Return the whole listing, keeping every character the same.

☆ ☆ ☆ ☆

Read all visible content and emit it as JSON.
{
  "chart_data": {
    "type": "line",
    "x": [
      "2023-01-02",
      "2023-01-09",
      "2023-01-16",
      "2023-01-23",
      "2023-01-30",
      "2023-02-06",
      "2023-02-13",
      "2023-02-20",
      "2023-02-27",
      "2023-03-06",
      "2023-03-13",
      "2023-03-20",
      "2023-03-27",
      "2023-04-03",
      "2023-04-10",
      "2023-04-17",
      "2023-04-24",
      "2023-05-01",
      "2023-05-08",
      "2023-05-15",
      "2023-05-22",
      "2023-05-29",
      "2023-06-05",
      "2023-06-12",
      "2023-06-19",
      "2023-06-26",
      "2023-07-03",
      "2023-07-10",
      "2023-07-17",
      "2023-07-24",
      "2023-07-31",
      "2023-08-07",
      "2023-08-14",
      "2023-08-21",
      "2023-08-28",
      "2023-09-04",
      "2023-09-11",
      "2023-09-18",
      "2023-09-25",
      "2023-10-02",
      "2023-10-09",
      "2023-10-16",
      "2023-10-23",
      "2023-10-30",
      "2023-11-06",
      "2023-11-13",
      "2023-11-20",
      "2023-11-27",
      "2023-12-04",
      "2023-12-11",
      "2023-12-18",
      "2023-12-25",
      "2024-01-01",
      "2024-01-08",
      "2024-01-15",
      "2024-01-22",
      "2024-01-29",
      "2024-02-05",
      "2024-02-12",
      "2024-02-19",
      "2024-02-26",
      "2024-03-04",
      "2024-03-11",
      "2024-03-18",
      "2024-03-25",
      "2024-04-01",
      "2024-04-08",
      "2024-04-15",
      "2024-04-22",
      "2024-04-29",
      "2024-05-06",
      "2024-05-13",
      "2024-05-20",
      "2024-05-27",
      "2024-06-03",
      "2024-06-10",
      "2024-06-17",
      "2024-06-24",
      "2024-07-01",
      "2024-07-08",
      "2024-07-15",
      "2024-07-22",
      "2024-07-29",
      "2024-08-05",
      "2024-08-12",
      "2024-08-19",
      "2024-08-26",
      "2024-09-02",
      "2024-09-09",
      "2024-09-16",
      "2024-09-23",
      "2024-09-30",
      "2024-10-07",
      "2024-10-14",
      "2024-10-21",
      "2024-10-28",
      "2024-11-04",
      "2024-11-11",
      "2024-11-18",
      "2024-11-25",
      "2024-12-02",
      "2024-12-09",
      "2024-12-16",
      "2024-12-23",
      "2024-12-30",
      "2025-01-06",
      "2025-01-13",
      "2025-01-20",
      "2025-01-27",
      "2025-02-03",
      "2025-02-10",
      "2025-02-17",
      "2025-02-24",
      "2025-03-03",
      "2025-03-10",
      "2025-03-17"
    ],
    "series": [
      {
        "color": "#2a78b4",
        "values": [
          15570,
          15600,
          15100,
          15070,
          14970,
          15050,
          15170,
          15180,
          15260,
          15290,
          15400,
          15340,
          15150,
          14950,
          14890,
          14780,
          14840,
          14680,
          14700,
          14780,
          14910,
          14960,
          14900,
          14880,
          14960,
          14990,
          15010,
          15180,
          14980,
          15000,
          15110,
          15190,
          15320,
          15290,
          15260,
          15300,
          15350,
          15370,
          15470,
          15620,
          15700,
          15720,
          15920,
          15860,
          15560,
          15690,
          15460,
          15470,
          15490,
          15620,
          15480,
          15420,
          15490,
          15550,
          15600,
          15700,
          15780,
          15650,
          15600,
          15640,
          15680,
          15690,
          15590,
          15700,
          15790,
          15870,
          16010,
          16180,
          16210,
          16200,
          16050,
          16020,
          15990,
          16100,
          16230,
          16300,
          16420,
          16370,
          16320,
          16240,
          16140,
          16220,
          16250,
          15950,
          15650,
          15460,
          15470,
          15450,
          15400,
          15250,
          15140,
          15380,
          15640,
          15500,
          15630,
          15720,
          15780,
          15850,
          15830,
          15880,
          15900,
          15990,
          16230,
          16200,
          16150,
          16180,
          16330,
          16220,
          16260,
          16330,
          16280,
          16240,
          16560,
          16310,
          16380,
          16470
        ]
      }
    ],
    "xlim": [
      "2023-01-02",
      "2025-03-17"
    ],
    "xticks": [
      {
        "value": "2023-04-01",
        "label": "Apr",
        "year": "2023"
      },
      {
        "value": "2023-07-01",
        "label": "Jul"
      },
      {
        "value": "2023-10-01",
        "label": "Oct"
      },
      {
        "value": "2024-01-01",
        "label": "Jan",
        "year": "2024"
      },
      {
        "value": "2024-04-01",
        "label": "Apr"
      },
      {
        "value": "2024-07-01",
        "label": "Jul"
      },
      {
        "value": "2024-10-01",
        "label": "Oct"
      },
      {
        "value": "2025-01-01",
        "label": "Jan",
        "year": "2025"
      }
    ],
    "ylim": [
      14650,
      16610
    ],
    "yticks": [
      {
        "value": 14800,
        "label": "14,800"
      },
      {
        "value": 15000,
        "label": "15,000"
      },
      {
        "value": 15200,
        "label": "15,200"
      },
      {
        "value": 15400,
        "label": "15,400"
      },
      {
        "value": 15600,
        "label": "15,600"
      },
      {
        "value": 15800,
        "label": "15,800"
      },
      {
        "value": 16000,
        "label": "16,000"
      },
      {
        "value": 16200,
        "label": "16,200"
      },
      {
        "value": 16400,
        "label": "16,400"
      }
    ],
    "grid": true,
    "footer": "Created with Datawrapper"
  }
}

☆ ☆ ☆ ☆

Full response:
Read all visible content and emit it as JSON.
{
  "chart_data": {
    "type": "line",
    "x": [
      "2023-01-02",
      "2023-01-09",
      "2023-01-16",
      "2023-01-23",
      "2023-01-30",
      "2023-02-06",
      "2023-02-13",
      "2023-02-20",
      "2023-02-27",
      "2023-03-06",
      "2023-03-13",
      "2023-03-20",
      "2023-03-27",
      "2023-04-03",
      "2023-04-10",
      "2023-04-17",
      "2023-04-24",
      "2023-05-01",
      "2023-05-08",
      "2023-05-15",
      "2023-05-22",
      "2023-05-29",
      "2023-06-05",
      "2023-06-12",
      "2023-06-19",
      "2023-06-26",
      "2023-07-03",
      "2023-07-10",
      "2023-07-17",
      "2023-07-24",
      "2023-07-31",
      "2023-08-07",
      "2023-08-14",
      "2023-08-21",
      "2023-08-28",
      "2023-09-04",
      "2023-09-11",
      "2023-09-18",
      "2023-09-25",
      "2023-10-02",
      "2023-10-09",
      "2023-10-16",
      "2023-10-23",
      "2023-10-30",
      "2023-11-06",
      "2023-11-13",
      "2023-11-20",
      "2023-11-27",
      "2023-12-04",
      "2023-12-11",
      "2023-12-18",
      "2023-12-25",
      "2024-01-01",
      "2024-01-08",
      "2024-01-15",
      "2024-01-22",
      "2024-01-29",
      "2024-02-05",
      "2024-02-12",
      "2024-02-19",
      "2024-02-26",
      "2024-03-04",
      "2024-03-11",
      "2024-03-18",
      "2024-03-25",
      "2024-04-01",
      "2024-04-08",
      "2024-04-15",
      "2024-04-22",
      "2024-04-29",
      "2024-05-06",
      "2024-05-13",
      "2024-05-20",
      "2024-05-27",
      "2024-06-03",
      "2024-06-10",
      "2024-06-17",
      "2024-06-24",
      "2024-07-01",
      "2024-07-08",
      "2024-07-15",
      "2024-07-22",
      "2024-07-29",
      "2024-08-05",
      "2024-08-12",
      "2024-08-19",
      "2024-08-26",
      "2024-09-02",
      "2024-09-09",
      "2024-09-16",
      "2024-09-23",
      "2024-09-30",
      "2024-10-07",
      "2024-10-14",
      "2024-10-21",
      "2024-10-28",
      "2024-11-04",
      "2024-11-11",
      "2024-11-18",
      "2024-11-25",
      "2024-12-02",
      "2024-12-09",
      "2024-12-16",
      "2024-12-23",
      "2024-12-30",
      "2025-01-06",
      "2025-01-13",
      "2025-01-20",
      "2025-01-27",
      "2025-02-03",
      "2025-02-10",
      "2025-02-17",
      "2025-02-24",
      "2025-03-03",
      "2025-03-10",
      "2025-03-17"
    ],
    "series": [
      {
        "color": "#2a78b4",
        "values": [
          15570,
          15600,
          15100,
          15070,
          14970,
          15050,
          15170,
          15180,
          15260,
          15290,
          15400,
          15340,
          15150,
          14950,
          14890,
          14780,
          14840,
          14680,
          14700,
          14780,
          14910,
          14960,
          14900,
          14880,
          14960,
          14990,
          15010,
          15180,
          14980,
          15000,
          15110,
          15190,
          15320,
          15290,
          15260,
          15300,
          15350,
          15370,
          15470,
          15620,
          15700,
          15720,
          15920,
          15860,
          15560,
          15690,
          15460,
          15470,
          15490,
          15620,
          15480,
          15420,
          15490,
          15550,
          15600,
          15700,
          15780,
          15650,
          15600,
          15640,
          15680,
          15690,
          15590,
          15700,
          15790,
          15870,
          16010,
          16180,
          16210,
          16200,
          16050,
          16020,
          15990,
          16100,
          16230,
          16300,
          16420,
          16370,
          16320,
          16240,
          16140,
          16220,
          16250,
          15950,
          15650,
          15460,
          15470,
          15450,
          15400,
          15250,
          15140,
          15380,
          15640,
          15500,
          15630,
          15720,
          15780,
          15850,
          15830,
          15880,
          15900,
          15990,
          16230,
          16200,
          16150,
          16180,
          16330,
          16220,
          16260,
          16330,
          16280,
          16240,
          16560,
          16310,
          16380,
          16470
        ]
      }
    ],
    "xlim": [
      "2023-01-02",
      "2025-03-17"
    ],
    "xticks": [
      {
        "value": "2023-04-01",
        "label": "Apr",
        "year": "2023"
      },
      {
        "value": "2023-07-01",
        "label": "Jul"
      },
      {
        "value": "2023-10-01",
        "label": "Oct"
      },
      {
        "value": "2024-01-01",
        "label": "Jan",
        "year": "2024"
      },
      {
        "value": "2024-04-01",
        "label": "Apr"
      },
      {
        "value": "2024-07-01",
        "label": "Jul"
      },
      {
        "value": "2024-10-01",
        "label": "Oct"
      },
      {
        "value": "2025-01-01",
        "label": "Jan",
        "year": "2025"
      }
    ],
    "ylim": [
      14650,
      16610
    ],
    "yticks": [
      {
        "value": 14800,
        "label": "14,800"
      },
      {
        "value": 15000,
        "label": "15,000"
      },
      {
        "value": 15200,
        "label": "15,200"
      },
      {
        "value": 15400,
        "label": "15,400"
      },
      {
        "value": 15600,
        "label": "15,600"
      },
      {
        "value": 15800,
        "label": "15,800"
      },
      {
        "value": 16000,
        "label": "16,000"
      },
      {
        "value": 16200,
        "label": "16,200"
      },
      {
        "value": 16400,
        "label": "16,400"
      }
    ],
    "grid": true,
    "footer": "Created with Datawrapper"
  }
}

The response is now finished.